> **Fragmento del texto**:

◇ ◇ ◇ ◇ ◇

20 ABRIL 2026

© 2026 pepe fuentes
Autor
pepe fuentes
Año
2026
Localizacion
ARCO: OBRA EN VIDEO, de Carlos Motta (2022)
Soporte de imagen
-DIGITAL 8000
Fecha de diario
2026-04-20
Referencia
11489

LOS DÍAS 5 (2026)
“Situado en alguna nebulosa lejana hago lo que hago, para que el universal equilibrio del que soy parte no pierda el equilibrio”. Antonio Porchia
Sábado, dieciocho de abril de dos mil veintiséis

¿Quién fui; quién soy; quién seré? Contesto: a lo primero, apenas me acuerdo y tampoco lo sabe nadie para poder consultar; a lo segundo: Nadie; y a lo tercero: un muerto enterrado sin lágrimas, con alivio y descanso para mí, el único interesado.
No, ahora, tan temprano, no pretendo ponerme dramático porque no me siento un maldito. Es más, será un buen día, seguro.
Ayer por la mañana, cuando volví de darme una vuelta al sol, escuchando Presentes (que tanto me está gustando); me encontré en la puerta de su casa a mi vecina (vivimos a cincuenta metros, ella ligeramente más arriba, en nuestra travesía, en la tan solo habitamos tres vecinos y medio. A pesar de estar tan cerca podemos pasarnos meses sin hablar y sin vernos (yo si la veo a ella porque mis ventanales delatan sus movimientos). En treinta años, nunca nos hemos visitado. Ella es justamente diez años más joven que yo (actualizamos los datos biográficos ayer, por si nos habíamos olvidado de algo). A pesar de la diferencia de edad a su favor, tengo que afirmar atrevidamente que estoy más ágil que ella (no se lo dije). Eso no me supone ninguna ventaja cualitativa porque no disputaremos la meta en una carrera.

◇ ◇ ◇ ◇ ◇

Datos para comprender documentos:
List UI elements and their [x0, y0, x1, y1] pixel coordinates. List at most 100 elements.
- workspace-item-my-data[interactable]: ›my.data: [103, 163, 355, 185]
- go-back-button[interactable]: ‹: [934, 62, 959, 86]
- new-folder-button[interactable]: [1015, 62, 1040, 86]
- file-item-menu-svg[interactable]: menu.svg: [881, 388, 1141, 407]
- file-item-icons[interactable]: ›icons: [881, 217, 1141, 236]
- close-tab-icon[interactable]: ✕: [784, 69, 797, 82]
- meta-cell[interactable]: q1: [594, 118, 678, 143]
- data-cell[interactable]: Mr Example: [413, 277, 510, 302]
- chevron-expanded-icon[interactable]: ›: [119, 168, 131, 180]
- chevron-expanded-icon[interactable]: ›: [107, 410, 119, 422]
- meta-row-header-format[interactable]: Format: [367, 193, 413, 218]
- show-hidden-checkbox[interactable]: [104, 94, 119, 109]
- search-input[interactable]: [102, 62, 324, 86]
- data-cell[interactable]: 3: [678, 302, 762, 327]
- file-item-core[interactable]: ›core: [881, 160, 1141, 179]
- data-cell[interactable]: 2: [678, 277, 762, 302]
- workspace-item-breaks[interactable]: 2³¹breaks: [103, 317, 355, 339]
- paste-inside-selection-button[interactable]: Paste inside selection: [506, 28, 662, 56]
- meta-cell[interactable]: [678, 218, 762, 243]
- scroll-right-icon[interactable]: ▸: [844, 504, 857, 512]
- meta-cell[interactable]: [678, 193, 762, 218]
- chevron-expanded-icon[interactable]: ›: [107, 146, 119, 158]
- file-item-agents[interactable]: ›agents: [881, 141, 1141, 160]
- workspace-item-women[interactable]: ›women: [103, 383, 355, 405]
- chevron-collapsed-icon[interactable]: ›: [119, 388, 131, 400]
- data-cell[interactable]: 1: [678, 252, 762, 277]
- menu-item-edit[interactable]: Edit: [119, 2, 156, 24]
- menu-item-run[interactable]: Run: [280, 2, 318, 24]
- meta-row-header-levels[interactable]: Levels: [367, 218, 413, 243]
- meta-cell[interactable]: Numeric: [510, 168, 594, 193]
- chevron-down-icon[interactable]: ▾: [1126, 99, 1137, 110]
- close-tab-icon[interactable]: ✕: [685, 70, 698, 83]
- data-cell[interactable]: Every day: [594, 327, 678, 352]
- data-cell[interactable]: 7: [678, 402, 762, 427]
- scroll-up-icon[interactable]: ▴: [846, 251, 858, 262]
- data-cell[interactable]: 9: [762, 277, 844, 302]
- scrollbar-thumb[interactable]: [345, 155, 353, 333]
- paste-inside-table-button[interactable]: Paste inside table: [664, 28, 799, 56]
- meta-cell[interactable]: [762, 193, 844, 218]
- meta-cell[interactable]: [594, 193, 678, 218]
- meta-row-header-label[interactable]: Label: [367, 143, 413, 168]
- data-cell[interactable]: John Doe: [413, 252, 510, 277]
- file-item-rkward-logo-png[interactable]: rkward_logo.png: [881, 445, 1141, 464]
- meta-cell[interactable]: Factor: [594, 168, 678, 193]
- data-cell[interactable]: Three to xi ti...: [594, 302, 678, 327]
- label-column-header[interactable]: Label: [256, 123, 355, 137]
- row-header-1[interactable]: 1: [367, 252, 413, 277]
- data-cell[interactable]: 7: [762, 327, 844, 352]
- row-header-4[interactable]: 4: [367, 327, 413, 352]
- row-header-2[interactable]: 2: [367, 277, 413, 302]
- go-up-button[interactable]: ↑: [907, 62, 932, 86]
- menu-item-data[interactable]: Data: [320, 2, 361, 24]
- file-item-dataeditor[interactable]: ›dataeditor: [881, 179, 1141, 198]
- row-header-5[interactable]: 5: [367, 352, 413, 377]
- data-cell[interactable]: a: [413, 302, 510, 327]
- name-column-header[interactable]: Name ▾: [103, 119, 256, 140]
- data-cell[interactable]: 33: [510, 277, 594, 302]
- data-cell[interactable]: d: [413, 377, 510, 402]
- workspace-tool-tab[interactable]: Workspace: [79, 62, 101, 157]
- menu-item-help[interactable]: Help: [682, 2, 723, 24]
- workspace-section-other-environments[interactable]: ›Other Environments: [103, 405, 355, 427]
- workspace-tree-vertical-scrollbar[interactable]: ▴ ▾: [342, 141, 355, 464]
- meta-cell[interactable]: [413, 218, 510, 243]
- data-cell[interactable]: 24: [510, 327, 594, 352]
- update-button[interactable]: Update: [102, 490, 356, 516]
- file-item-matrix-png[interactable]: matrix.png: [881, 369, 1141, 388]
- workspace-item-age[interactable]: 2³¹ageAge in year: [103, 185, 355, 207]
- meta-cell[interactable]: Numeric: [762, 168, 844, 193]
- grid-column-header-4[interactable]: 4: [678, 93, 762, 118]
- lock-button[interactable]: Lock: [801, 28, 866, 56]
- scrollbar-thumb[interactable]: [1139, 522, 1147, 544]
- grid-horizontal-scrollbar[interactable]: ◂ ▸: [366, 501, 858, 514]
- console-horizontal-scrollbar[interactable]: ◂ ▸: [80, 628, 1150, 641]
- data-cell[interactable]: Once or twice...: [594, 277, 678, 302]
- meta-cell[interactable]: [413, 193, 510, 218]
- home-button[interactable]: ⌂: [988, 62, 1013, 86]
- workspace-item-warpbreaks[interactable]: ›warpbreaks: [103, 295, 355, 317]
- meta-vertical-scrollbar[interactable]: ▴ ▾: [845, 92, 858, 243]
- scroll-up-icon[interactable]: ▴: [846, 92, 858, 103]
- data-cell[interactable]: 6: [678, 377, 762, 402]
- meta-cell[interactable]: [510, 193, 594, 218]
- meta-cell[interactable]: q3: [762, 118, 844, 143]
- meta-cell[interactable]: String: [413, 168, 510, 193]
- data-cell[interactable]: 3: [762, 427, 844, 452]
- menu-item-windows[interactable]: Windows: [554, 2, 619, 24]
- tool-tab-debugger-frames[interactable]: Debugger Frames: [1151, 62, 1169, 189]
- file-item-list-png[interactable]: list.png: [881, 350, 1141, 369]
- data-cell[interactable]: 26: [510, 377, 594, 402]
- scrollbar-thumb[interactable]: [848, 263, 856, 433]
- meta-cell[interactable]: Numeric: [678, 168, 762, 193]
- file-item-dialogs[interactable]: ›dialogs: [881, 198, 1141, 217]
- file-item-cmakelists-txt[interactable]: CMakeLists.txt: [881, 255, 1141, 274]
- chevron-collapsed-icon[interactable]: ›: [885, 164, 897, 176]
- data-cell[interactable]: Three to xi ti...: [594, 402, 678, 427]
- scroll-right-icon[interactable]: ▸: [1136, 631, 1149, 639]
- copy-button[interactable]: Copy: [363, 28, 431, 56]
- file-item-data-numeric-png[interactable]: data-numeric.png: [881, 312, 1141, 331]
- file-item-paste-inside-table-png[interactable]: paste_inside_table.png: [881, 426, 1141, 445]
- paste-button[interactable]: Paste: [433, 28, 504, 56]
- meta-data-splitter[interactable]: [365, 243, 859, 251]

◇ ◇ ◇ ◇ ◇

> **Enunciado**: Copia de nuevo el fragmento del diario desde "LOS DÍAS 5 (2026)" hasta "el único interesado.", ambos incluidos, pero pon "galaxia" donde dice "nebulosa".

> **Solución**:
LOS DÍAS 5 (2026)
“Situado en alguna galaxia lejana hago lo que hago, para que el universal equilibrio del que soy parte no pierda el equilibrio”. Antonio Porchia
Sábado, dieciocho de abril de dos mil veintiséis

¿Quién fui; quién soy; quién seré? Contesto: a lo primero, apenas me acuerdo y tampoco lo sabe nadie para poder consultar; a lo segundo: Nadie; y a lo tercero: un muerto enterrado sin lágrimas, con alivio y descanso para mí, el único interesado.